THE TASK:
Can you write out these records again with "facet-strip" replaced by "facet-header" everywhere and everything else left unchanged, leaving the pictures out?

DATA ROWS:
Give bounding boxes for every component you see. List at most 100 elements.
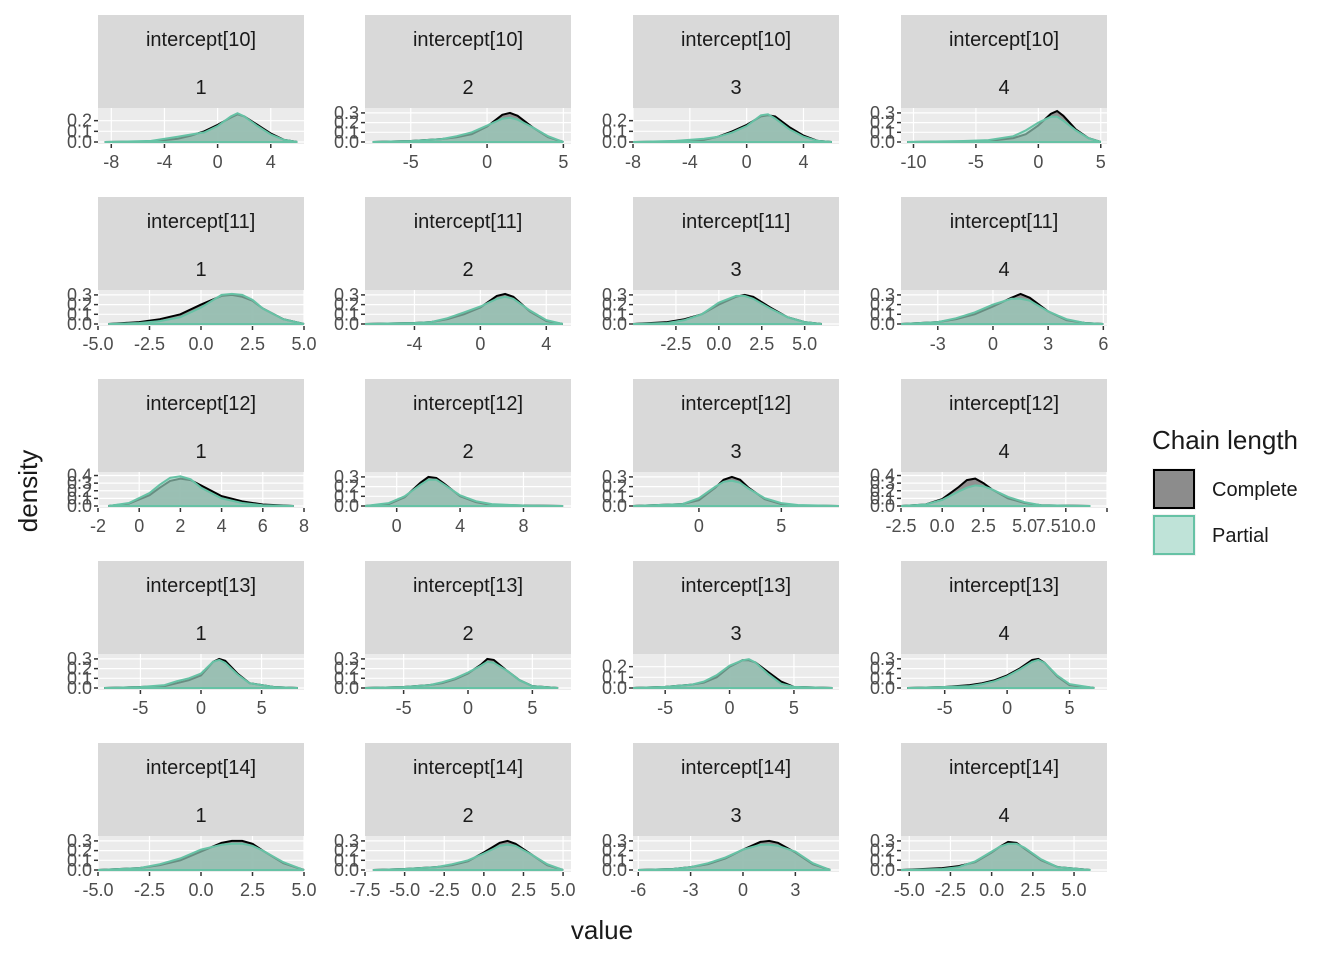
facet-strip [98, 561, 304, 654]
x-axis-title: value [571, 915, 633, 945]
x-tick-label: 6 [258, 516, 268, 536]
y-tick-label: 0.1 [870, 850, 895, 870]
y-tick-label: 0.3 [870, 649, 895, 669]
facet-panel-3-2: intercept[13] 3 0.00.10.2 -5 0 5 [602, 561, 839, 718]
x-tick-label: -3 [930, 334, 946, 354]
density-area-partial [104, 112, 298, 143]
x-tick-label: 0.0 [471, 880, 496, 900]
x-tick-label: 4 [266, 152, 276, 172]
y-tick-label: 0.1 [67, 850, 92, 870]
strip-label-param: intercept[11] [950, 211, 1059, 233]
strip-label-param: intercept[10] [146, 29, 256, 51]
y-tick-label: 0.0 [870, 678, 895, 698]
y-tick-label: 0.2 [334, 295, 359, 315]
y-tick-label: 0.0 [602, 496, 627, 516]
x-tick-label: -8 [103, 152, 119, 172]
x-tick-label: 0 [475, 334, 485, 354]
y-tick-label: 0.2 [870, 481, 895, 501]
facet-strip [633, 15, 839, 108]
y-tick-label: 0.2 [334, 841, 359, 861]
strip-label-param: intercept[11] [147, 211, 256, 233]
legend-key-partial [1153, 515, 1195, 555]
x-tick-label: -2.5 [134, 334, 165, 354]
strip-label-chain: 1 [195, 259, 206, 281]
x-tick-label: 5 [776, 516, 786, 536]
y-tick-label: 0.3 [334, 103, 359, 123]
strip-label-chain: 1 [195, 805, 206, 827]
x-tick-label: -5.0 [82, 880, 113, 900]
x-tick-label: -7.5 [349, 880, 380, 900]
y-tick-label: 0.3 [334, 285, 359, 305]
facet-panel-3-3: intercept[13] 4 0.00.10.20.3 -5 0 5 [870, 561, 1107, 718]
density-area-partial [108, 292, 305, 325]
y-tick-label: 0.3 [870, 831, 895, 851]
facet-panel-1-2: intercept[11]30.00.10.20.3-2.5 0.0 2.5 5.0 [602, 197, 839, 354]
y-tick-label: 0.1 [602, 850, 627, 870]
strip-label-chain: 2 [462, 441, 473, 463]
facet-panel-1-0: intercept[11]10.00.10.20.3-5.0 -2.5 0.0 2.5… [67, 197, 317, 354]
strip-label-chain: 3 [730, 77, 741, 99]
y-tick-label: 0.2 [334, 659, 359, 679]
density-area-partial [97, 842, 305, 871]
y-tick-label: 0.1 [602, 304, 627, 324]
x-tick-label: 3 [790, 880, 800, 900]
y-tick-label: 0.1 [602, 667, 627, 687]
x-tick-label: 6 [1098, 334, 1108, 354]
x-tick-label: 3 [1043, 334, 1053, 354]
facet-panel-4-0: intercept[14]10.00.10.20.3-5.0 -2.5 0.0 2.5… [67, 743, 317, 900]
y-tick-label: 0.0 [67, 132, 92, 152]
facet-strip [633, 379, 839, 472]
x-tick-label: 0.0 [706, 334, 731, 354]
x-tick-label: -2 [90, 516, 106, 536]
facet-panel-4-3: intercept[14]40.00.10.20.3-5.0 -2.5 0.0 2.5… [870, 743, 1107, 900]
facet-panel-4-1: intercept[14]20.00.10.20.3-7.5 -5.0 -2.5 0.… [334, 743, 576, 900]
x-tick-label: 8 [518, 516, 528, 536]
x-tick-label: -5 [657, 698, 673, 718]
y-tick-label: 0.0 [870, 860, 895, 880]
facet-panel-1-1: intercept[11] 2 0.00.10.20.3 -4 0 4 [334, 197, 571, 354]
y-tick-label: 0.3 [334, 649, 359, 669]
strip-label-chain: 2 [462, 623, 473, 645]
strip-label-param: intercept[14] [949, 757, 1059, 779]
strip-label-chain: 3 [730, 259, 741, 281]
x-tick-label: -6 [630, 880, 646, 900]
facet-panel-4-2: intercept[14] 3 0.00.10.20.3 -6 -3 0 3 [602, 743, 839, 900]
y-tick-label: 0.0 [870, 314, 895, 334]
density-area-partial [108, 475, 294, 507]
strip-label-chain: 4 [998, 259, 1009, 281]
x-tick-label: 2.5 [511, 880, 536, 900]
density-area-partial [364, 478, 564, 507]
strip-label-chain: 1 [195, 441, 206, 463]
facet-panel-0-0: intercept[10] 1 0.00.10.2 -8 -4 0 4 [67, 15, 304, 172]
density-area-partial [372, 843, 564, 871]
y-tick-label: 0.0 [334, 314, 359, 334]
facet-panel-2-0: intercept[12] 1 0.00.10.20.30.4 -2 0 2 4 6 8 [67, 379, 309, 536]
x-tick-label: 5 [789, 698, 799, 718]
facet-panel-1-3: intercept[11] 4 0.00.10.20.3 -3 0 3 6 [870, 197, 1108, 354]
x-tick-label: 5.0 [1012, 516, 1037, 536]
facet-strip [901, 15, 1107, 108]
x-tick-label: 2.5 [240, 334, 265, 354]
facet-strip [633, 743, 839, 836]
legend-key-complete [1153, 469, 1195, 509]
x-tick-label: 0 [988, 334, 998, 354]
x-tick-label: 0.0 [188, 880, 213, 900]
x-tick-label: 0 [482, 152, 492, 172]
strip-label-param: intercept[10] [413, 29, 523, 51]
y-tick-label: 0.3 [67, 831, 92, 851]
y-tick-label: 0.3 [67, 285, 92, 305]
strip-label-chain: 1 [195, 77, 206, 99]
y-tick-label: 0.0 [67, 678, 92, 698]
facet-strip [365, 561, 571, 654]
x-tick-label: -2.5 [885, 516, 916, 536]
strip-label-param: intercept[11] [682, 211, 791, 233]
y-tick-label: 0.3 [870, 473, 895, 493]
x-tick-label: -8 [625, 152, 641, 172]
strip-label-chain: 2 [462, 259, 473, 281]
facet-strip [365, 15, 571, 108]
density-area-partial [907, 115, 1102, 143]
y-tick-label: 0.1 [67, 121, 92, 141]
x-tick-label: 5.0 [291, 880, 316, 900]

RESULT OF THIS TASK:
Give bounding boxes for every component you see. List at most 100 elements.
facet-header [98, 561, 304, 654]
x-axis-title: value [571, 915, 633, 945]
x-tick-label: 6 [258, 516, 268, 536]
y-tick-label: 0.1 [870, 850, 895, 870]
y-tick-label: 0.3 [870, 649, 895, 669]
facet-panel-3-2: intercept[13] 3 0.00.10.2 -5 0 5 [602, 561, 839, 718]
x-tick-label: -3 [930, 334, 946, 354]
density-area-partial [104, 112, 298, 143]
x-tick-label: 0.0 [471, 880, 496, 900]
x-tick-label: 4 [266, 152, 276, 172]
y-tick-label: 0.1 [67, 850, 92, 870]
strip-label-param: intercept[11] [950, 211, 1059, 233]
strip-label-param: intercept[10] [146, 29, 256, 51]
y-tick-label: 0.0 [870, 678, 895, 698]
y-tick-label: 0.2 [334, 295, 359, 315]
y-tick-label: 0.0 [602, 496, 627, 516]
x-tick-label: -8 [103, 152, 119, 172]
x-tick-label: 0 [475, 334, 485, 354]
y-tick-label: 0.2 [870, 481, 895, 501]
facet-header [633, 15, 839, 108]
y-tick-label: 0.2 [334, 841, 359, 861]
strip-label-param: intercept[11] [147, 211, 256, 233]
legend-key-partial [1153, 515, 1195, 555]
x-tick-label: -2.5 [134, 334, 165, 354]
strip-label-chain: 1 [195, 259, 206, 281]
x-tick-label: 5 [776, 516, 786, 536]
y-tick-label: 0.3 [334, 103, 359, 123]
strip-label-chain: 1 [195, 805, 206, 827]
x-tick-label: -5.0 [82, 880, 113, 900]
x-tick-label: -7.5 [349, 880, 380, 900]
y-tick-label: 0.3 [334, 285, 359, 305]
facet-panel-3-3: intercept[13] 4 0.00.10.20.3 -5 0 5 [870, 561, 1107, 718]
density-area-partial [108, 292, 305, 325]
y-tick-label: 0.3 [870, 831, 895, 851]
facet-panel-1-2: intercept[11]30.00.10.20.3-2.5 0.0 2.5 5.0 [602, 197, 839, 354]
y-tick-label: 0.1 [602, 850, 627, 870]
strip-label-chain: 2 [462, 441, 473, 463]
facet-panel-1-0: intercept[11]10.00.10.20.3-5.0 -2.5 0.0 2.5… [67, 197, 317, 354]
strip-label-chain: 3 [730, 77, 741, 99]
y-tick-label: 0.2 [334, 659, 359, 679]
density-area-partial [97, 842, 305, 871]
y-tick-label: 0.1 [602, 304, 627, 324]
x-tick-label: 3 [790, 880, 800, 900]
y-tick-label: 0.1 [602, 667, 627, 687]
x-tick-label: 6 [1098, 334, 1108, 354]
x-tick-label: 3 [1043, 334, 1053, 354]
facet-panel-4-0: intercept[14]10.00.10.20.3-5.0 -2.5 0.0 2.5… [67, 743, 317, 900]
y-tick-label: 0.0 [67, 132, 92, 152]
facet-header [633, 379, 839, 472]
x-tick-label: 0.0 [706, 334, 731, 354]
x-tick-label: -2 [90, 516, 106, 536]
facet-panel-4-3: intercept[14]40.00.10.20.3-5.0 -2.5 0.0 2.5… [870, 743, 1107, 900]
facet-panel-4-1: intercept[14]20.00.10.20.3-7.5 -5.0 -2.5 0.… [334, 743, 576, 900]
x-tick-label: 8 [518, 516, 528, 536]
x-tick-label: -5 [657, 698, 673, 718]
y-tick-label: 0.0 [870, 860, 895, 880]
facet-panel-1-1: intercept[11] 2 0.00.10.20.3 -4 0 4 [334, 197, 571, 354]
y-tick-label: 0.3 [334, 649, 359, 669]
strip-label-chain: 2 [462, 623, 473, 645]
strip-label-param: intercept[14] [949, 757, 1059, 779]
strip-label-chain: 3 [730, 259, 741, 281]
x-tick-label: -6 [630, 880, 646, 900]
facet-panel-4-2: intercept[14] 3 0.00.10.20.3 -6 -3 0 3 [602, 743, 839, 900]
y-tick-label: 0.0 [870, 314, 895, 334]
density-area-partial [108, 475, 294, 507]
strip-label-chain: 4 [998, 259, 1009, 281]
x-tick-label: 2.5 [511, 880, 536, 900]
density-area-partial [364, 478, 564, 507]
strip-label-chain: 1 [195, 441, 206, 463]
facet-panel-0-0: intercept[10] 1 0.00.10.2 -8 -4 0 4 [67, 15, 304, 172]
density-area-partial [372, 843, 564, 871]
y-tick-label: 0.0 [334, 314, 359, 334]
facet-panel-2-0: intercept[12] 1 0.00.10.20.30.4 -2 0 2 4 6 8 [67, 379, 309, 536]
x-tick-label: 5 [789, 698, 799, 718]
facet-panel-1-3: intercept[11] 4 0.00.10.20.3 -3 0 3 6 [870, 197, 1108, 354]
x-tick-label: 5.0 [1012, 516, 1037, 536]
facet-header [901, 15, 1107, 108]
x-tick-label: 2.5 [240, 334, 265, 354]
facet-header [633, 743, 839, 836]
legend-key-complete [1153, 469, 1195, 509]
x-tick-label: 0 [988, 334, 998, 354]
x-tick-label: 0.0 [188, 880, 213, 900]
x-tick-label: 0 [482, 152, 492, 172]
strip-label-param: intercept[10] [413, 29, 523, 51]
y-tick-label: 0.3 [67, 831, 92, 851]
y-tick-label: 0.3 [67, 285, 92, 305]
strip-label-chain: 1 [195, 77, 206, 99]
y-tick-label: 0.0 [67, 678, 92, 698]
facet-header [365, 561, 571, 654]
x-tick-label: -2.5 [885, 516, 916, 536]
strip-label-param: intercept[11] [682, 211, 791, 233]
y-tick-label: 0.3 [870, 473, 895, 493]
x-tick-label: -8 [625, 152, 641, 172]
strip-label-chain: 2 [462, 259, 473, 281]
facet-header [365, 15, 571, 108]
density-area-partial [907, 115, 1102, 143]
y-tick-label: 0.1 [67, 121, 92, 141]
x-tick-label: 5.0 [291, 880, 316, 900]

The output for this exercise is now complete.